# Exercise:
Write out all lines holding the word "this".

Dataset items:
★ ★ ★ ★
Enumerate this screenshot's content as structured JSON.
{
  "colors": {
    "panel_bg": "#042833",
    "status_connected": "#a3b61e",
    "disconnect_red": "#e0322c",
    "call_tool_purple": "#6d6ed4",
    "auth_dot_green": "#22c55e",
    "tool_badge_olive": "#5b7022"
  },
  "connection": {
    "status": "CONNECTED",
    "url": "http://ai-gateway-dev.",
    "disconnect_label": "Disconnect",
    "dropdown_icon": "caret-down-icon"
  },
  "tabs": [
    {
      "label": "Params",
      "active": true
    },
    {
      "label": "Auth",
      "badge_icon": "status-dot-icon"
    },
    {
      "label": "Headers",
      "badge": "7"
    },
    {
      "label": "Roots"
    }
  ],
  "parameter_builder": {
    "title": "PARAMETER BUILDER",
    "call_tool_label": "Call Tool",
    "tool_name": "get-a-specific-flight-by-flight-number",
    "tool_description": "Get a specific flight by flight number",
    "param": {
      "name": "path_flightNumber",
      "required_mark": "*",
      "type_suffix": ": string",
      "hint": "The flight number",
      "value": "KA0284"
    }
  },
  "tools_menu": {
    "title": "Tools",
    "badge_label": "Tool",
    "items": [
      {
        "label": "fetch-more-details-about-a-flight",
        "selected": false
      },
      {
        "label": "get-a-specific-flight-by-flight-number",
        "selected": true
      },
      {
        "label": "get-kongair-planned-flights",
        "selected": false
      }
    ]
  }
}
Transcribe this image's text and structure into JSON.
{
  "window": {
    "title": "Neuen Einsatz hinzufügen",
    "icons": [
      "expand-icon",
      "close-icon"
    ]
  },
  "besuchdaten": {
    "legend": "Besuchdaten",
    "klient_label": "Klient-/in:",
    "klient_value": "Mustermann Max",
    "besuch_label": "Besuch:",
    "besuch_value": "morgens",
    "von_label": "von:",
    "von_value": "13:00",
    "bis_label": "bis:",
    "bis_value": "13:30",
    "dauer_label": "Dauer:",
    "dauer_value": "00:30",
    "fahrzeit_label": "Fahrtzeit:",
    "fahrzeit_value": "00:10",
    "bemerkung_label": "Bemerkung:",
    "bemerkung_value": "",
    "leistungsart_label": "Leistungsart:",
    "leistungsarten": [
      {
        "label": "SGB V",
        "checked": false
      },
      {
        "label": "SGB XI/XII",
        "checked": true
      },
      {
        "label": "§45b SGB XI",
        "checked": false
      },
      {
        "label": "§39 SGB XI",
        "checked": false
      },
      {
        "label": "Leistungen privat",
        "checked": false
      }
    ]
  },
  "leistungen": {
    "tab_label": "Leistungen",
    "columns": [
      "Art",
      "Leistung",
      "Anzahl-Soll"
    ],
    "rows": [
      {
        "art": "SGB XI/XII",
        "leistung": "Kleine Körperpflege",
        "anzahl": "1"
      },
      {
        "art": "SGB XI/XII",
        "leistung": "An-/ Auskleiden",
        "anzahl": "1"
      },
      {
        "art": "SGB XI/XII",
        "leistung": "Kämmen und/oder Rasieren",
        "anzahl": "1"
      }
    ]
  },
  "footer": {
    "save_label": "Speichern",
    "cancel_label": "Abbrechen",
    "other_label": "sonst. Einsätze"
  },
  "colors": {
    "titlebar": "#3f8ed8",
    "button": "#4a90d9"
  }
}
★ ★ ★ ★
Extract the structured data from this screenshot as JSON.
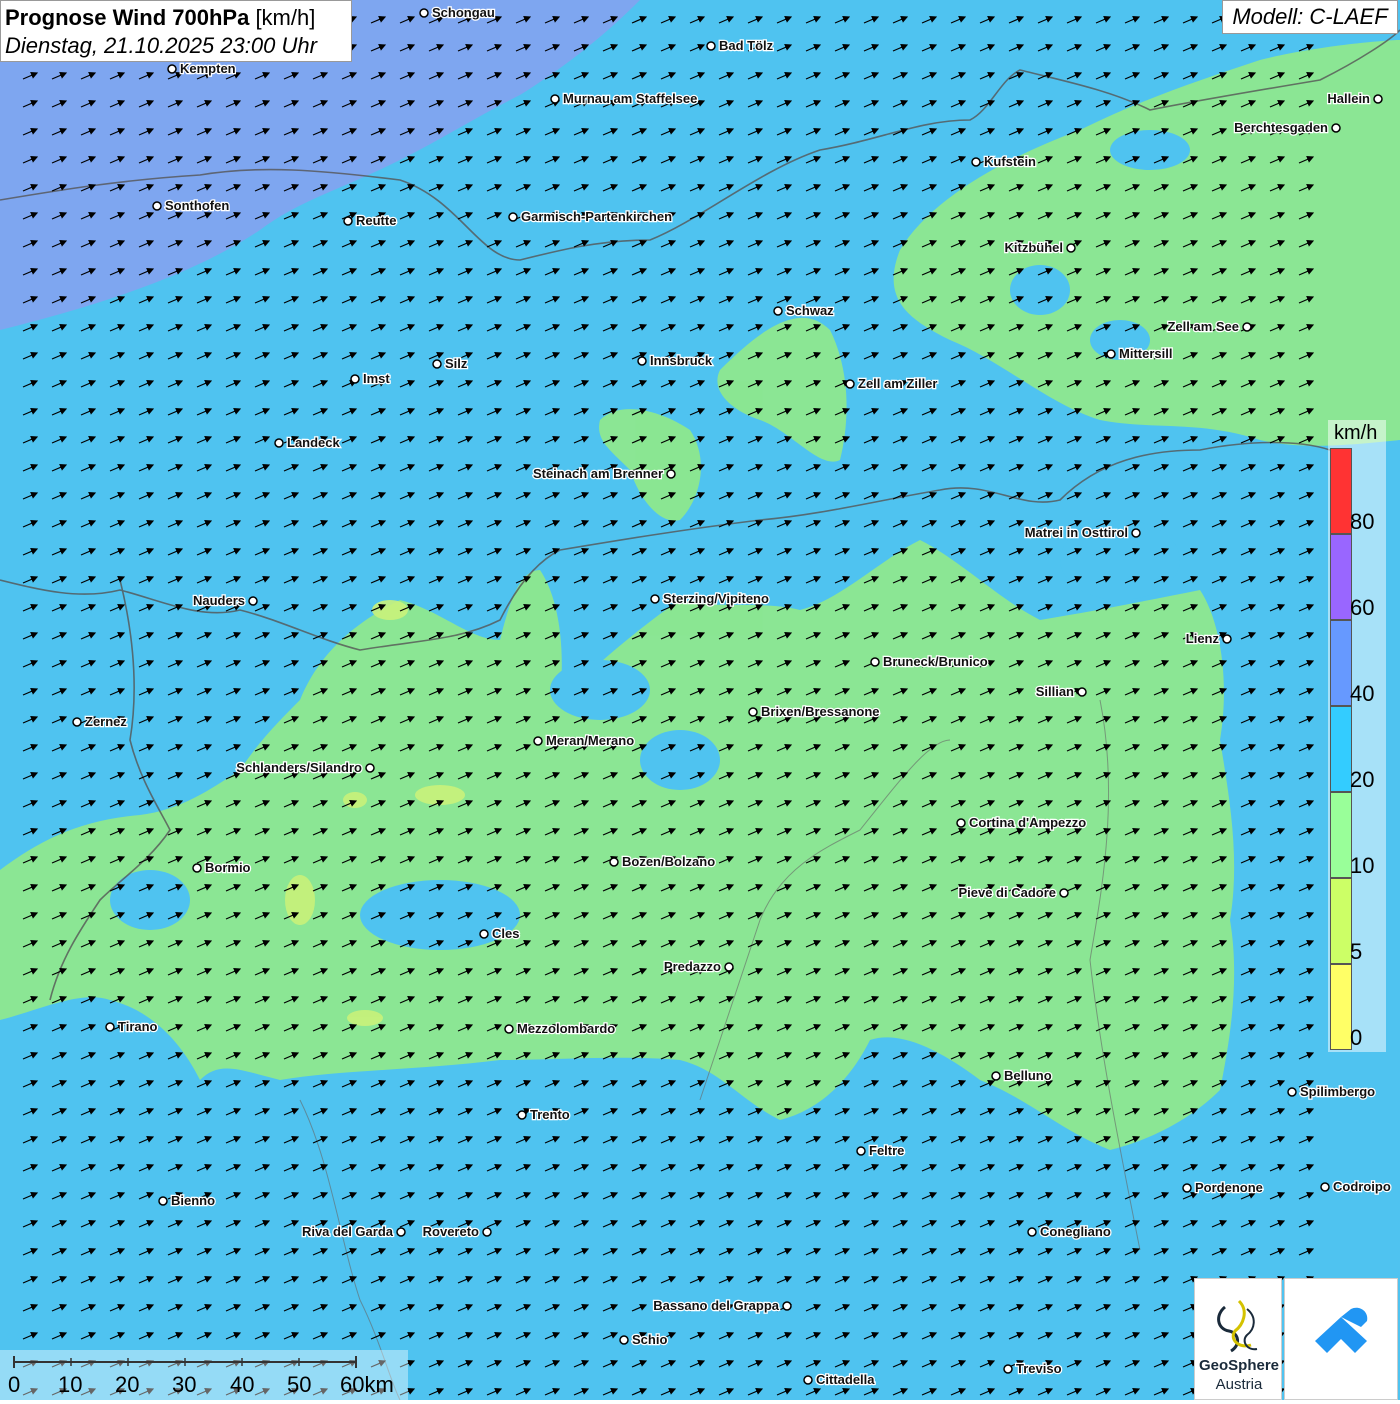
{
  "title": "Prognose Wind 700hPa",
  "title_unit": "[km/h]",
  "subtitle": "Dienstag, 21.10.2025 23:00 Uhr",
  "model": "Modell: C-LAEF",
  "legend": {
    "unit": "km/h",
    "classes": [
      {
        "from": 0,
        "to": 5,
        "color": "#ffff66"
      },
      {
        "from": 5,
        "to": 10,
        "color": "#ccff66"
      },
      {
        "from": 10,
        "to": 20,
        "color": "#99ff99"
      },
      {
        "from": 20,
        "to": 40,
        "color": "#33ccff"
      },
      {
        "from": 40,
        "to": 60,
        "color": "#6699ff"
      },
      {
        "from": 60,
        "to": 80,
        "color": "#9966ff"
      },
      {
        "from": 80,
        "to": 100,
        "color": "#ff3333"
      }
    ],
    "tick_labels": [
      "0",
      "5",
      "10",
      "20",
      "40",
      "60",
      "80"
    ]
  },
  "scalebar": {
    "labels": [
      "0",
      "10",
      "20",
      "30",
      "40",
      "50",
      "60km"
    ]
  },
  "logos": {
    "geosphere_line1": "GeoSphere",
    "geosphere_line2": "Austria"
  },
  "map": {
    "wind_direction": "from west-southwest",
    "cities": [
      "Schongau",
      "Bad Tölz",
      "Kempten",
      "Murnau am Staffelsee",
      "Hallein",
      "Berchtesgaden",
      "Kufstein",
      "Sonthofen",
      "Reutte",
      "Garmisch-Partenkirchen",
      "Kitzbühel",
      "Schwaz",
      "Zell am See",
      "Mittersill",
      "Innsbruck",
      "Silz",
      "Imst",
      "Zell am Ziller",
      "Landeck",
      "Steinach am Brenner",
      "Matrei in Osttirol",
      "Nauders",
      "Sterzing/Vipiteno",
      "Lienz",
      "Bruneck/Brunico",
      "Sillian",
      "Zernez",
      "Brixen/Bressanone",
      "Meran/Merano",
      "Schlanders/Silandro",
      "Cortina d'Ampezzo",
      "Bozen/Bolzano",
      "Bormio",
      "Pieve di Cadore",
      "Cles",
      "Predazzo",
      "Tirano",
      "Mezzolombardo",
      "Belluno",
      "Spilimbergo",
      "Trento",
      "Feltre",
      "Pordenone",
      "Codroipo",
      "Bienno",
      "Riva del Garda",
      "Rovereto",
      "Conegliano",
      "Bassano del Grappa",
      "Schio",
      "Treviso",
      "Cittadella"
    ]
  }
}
★ ★ ★ ★
# Correct output:
Enumerate this screenshot's content as structured JSON.
Transcribe this image's text and structure into JSON.
Extract the structured data from this screenshot as JSON.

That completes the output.